(Recorded data)

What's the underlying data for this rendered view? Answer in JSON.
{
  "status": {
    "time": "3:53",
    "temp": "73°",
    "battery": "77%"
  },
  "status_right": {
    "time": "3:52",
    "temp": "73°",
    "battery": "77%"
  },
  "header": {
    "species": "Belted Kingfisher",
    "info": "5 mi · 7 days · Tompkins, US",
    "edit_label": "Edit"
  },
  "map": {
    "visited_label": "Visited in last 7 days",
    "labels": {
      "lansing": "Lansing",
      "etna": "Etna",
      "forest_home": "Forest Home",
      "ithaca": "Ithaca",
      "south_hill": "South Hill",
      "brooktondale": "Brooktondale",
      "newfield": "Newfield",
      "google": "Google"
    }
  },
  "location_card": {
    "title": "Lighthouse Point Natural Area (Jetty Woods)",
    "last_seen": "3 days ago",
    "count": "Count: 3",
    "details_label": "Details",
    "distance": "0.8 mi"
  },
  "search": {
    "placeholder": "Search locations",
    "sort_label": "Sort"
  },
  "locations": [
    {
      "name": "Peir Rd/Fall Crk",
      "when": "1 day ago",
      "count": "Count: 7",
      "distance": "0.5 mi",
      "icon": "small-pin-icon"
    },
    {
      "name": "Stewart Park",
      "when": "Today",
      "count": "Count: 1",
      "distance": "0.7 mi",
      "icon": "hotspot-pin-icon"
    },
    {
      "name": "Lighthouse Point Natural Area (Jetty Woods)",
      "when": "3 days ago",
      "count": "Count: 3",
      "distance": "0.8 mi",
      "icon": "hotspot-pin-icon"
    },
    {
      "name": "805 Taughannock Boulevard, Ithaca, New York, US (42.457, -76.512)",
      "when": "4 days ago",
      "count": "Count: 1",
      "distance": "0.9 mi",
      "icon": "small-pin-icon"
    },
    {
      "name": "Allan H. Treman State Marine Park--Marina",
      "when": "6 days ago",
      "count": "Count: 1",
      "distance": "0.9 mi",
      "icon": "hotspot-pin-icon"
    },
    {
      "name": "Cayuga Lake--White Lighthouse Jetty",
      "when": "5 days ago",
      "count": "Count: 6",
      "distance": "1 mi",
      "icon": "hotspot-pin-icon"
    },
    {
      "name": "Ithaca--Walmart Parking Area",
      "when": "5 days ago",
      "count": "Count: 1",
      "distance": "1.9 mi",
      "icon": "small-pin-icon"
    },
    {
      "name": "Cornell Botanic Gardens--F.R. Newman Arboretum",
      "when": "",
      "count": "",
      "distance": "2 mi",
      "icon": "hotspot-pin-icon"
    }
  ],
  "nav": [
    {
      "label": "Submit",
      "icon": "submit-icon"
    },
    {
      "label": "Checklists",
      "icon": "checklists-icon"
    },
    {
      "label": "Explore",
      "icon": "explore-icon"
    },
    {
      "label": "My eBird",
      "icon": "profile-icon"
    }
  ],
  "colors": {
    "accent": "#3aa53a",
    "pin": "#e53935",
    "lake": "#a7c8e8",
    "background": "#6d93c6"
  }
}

AIM:
From the data, pick out every line that includes "Point".

TASK OUTPUT:
    "title": "Lighthouse Point Natural Area (Jetty Woods)",
      "name": "Lighthouse Point Natural Area (Jetty Woods)",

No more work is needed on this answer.